▸ **SOURCE RECORDS**:
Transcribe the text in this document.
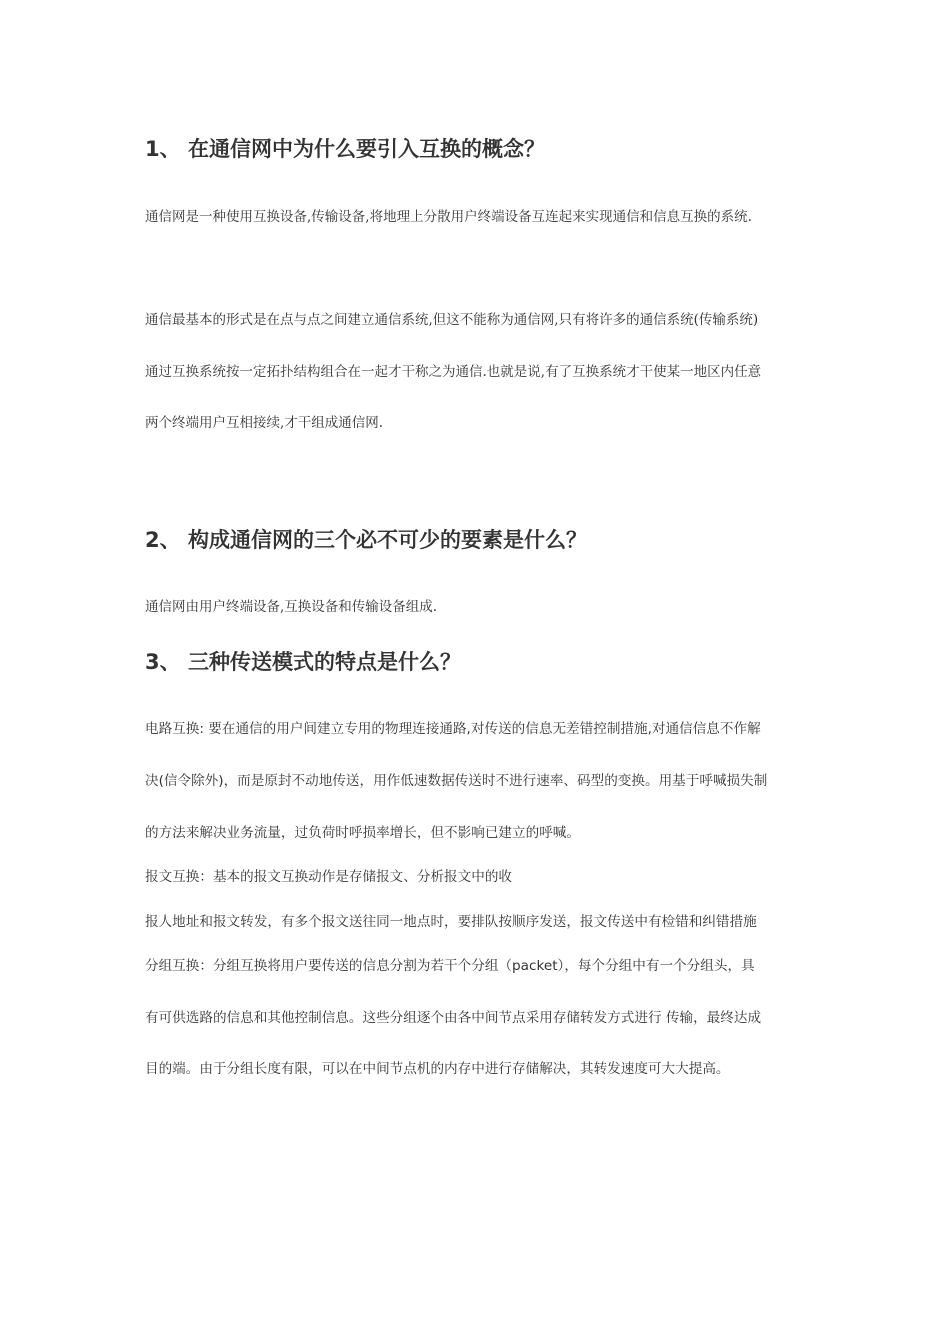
1、 在通信网中为什么要引入互换的概念？

通信网是一种使用互换设备,传输设备,将地理上分散用户终端设备互连起来实现通信和信息互换的系统.

通信最基本的形式是在点与点之间建立通信系统,但这不能称为通信网,只有将许多的通信系统(传输系统)

通过互换系统按一定拓扑结构组合在一起才干称之为通信.也就是说,有了互换系统才干使某一地区内任意

两个终端用户互相接续,才干组成通信网.

2、 构成通信网的三个必不可少的要素是什么？

通信网由用户终端设备,互换设备和传输设备组成.

3、 三种传送模式的特点是什么？

电路互换: 要在通信的用户间建立专用的物理连接通路,对传送的信息无差错控制措施,对通信信息不作解

决(信令除外)，而是原封不动地传送，用作低速数据传送时不进行速率、码型的变换。用基于呼喊损失制

的方法来解决业务流量，过负荷时呼损率增长，但不影响已建立的呼喊。

报文互换：基本的报文互换动作是存储报文、分析报文中的收

报人地址和报文转发，有多个报文送往同一地点时，要排队按顺序发送，报文传送中有检错和纠错措施

分组互换：分组互换将用户要传送的信息分割为若干个分组（packet），每个分组中有一个分组头，具

有可供选路的信息和其他控制信息。这些分组逐个由各中间节点采用存储转发方式进行 传输，最终达成

目的端。由于分组长度有限，可以在中间节点机的内存中进行存储解决，其转发速度可大大提高。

▸ **TASK DESCRIPTION**:
Quote the records above in full, dropping each picture.

▸ **RESPONSE TO THIS EXERCISE**:
Transcribe the text in this document.
1、 在通信网中为什么要引入互换的概念？

通信网是一种使用互换设备,传输设备,将地理上分散用户终端设备互连起来实现通信和信息互换的系统.

通信最基本的形式是在点与点之间建立通信系统,但这不能称为通信网,只有将许多的通信系统(传输系统)

通过互换系统按一定拓扑结构组合在一起才干称之为通信.也就是说,有了互换系统才干使某一地区内任意

两个终端用户互相接续,才干组成通信网.

2、 构成通信网的三个必不可少的要素是什么？

通信网由用户终端设备,互换设备和传输设备组成.

3、 三种传送模式的特点是什么？

电路互换: 要在通信的用户间建立专用的物理连接通路,对传送的信息无差错控制措施,对通信信息不作解

决(信令除外)，而是原封不动地传送，用作低速数据传送时不进行速率、码型的变换。用基于呼喊损失制

的方法来解决业务流量，过负荷时呼损率增长，但不影响已建立的呼喊。

报文互换：基本的报文互换动作是存储报文、分析报文中的收

报人地址和报文转发，有多个报文送往同一地点时，要排队按顺序发送，报文传送中有检错和纠错措施

分组互换：分组互换将用户要传送的信息分割为若干个分组（packet），每个分组中有一个分组头，具

有可供选路的信息和其他控制信息。这些分组逐个由各中间节点采用存储转发方式进行 传输，最终达成

目的端。由于分组长度有限，可以在中间节点机的内存中进行存储解决，其转发速度可大大提高。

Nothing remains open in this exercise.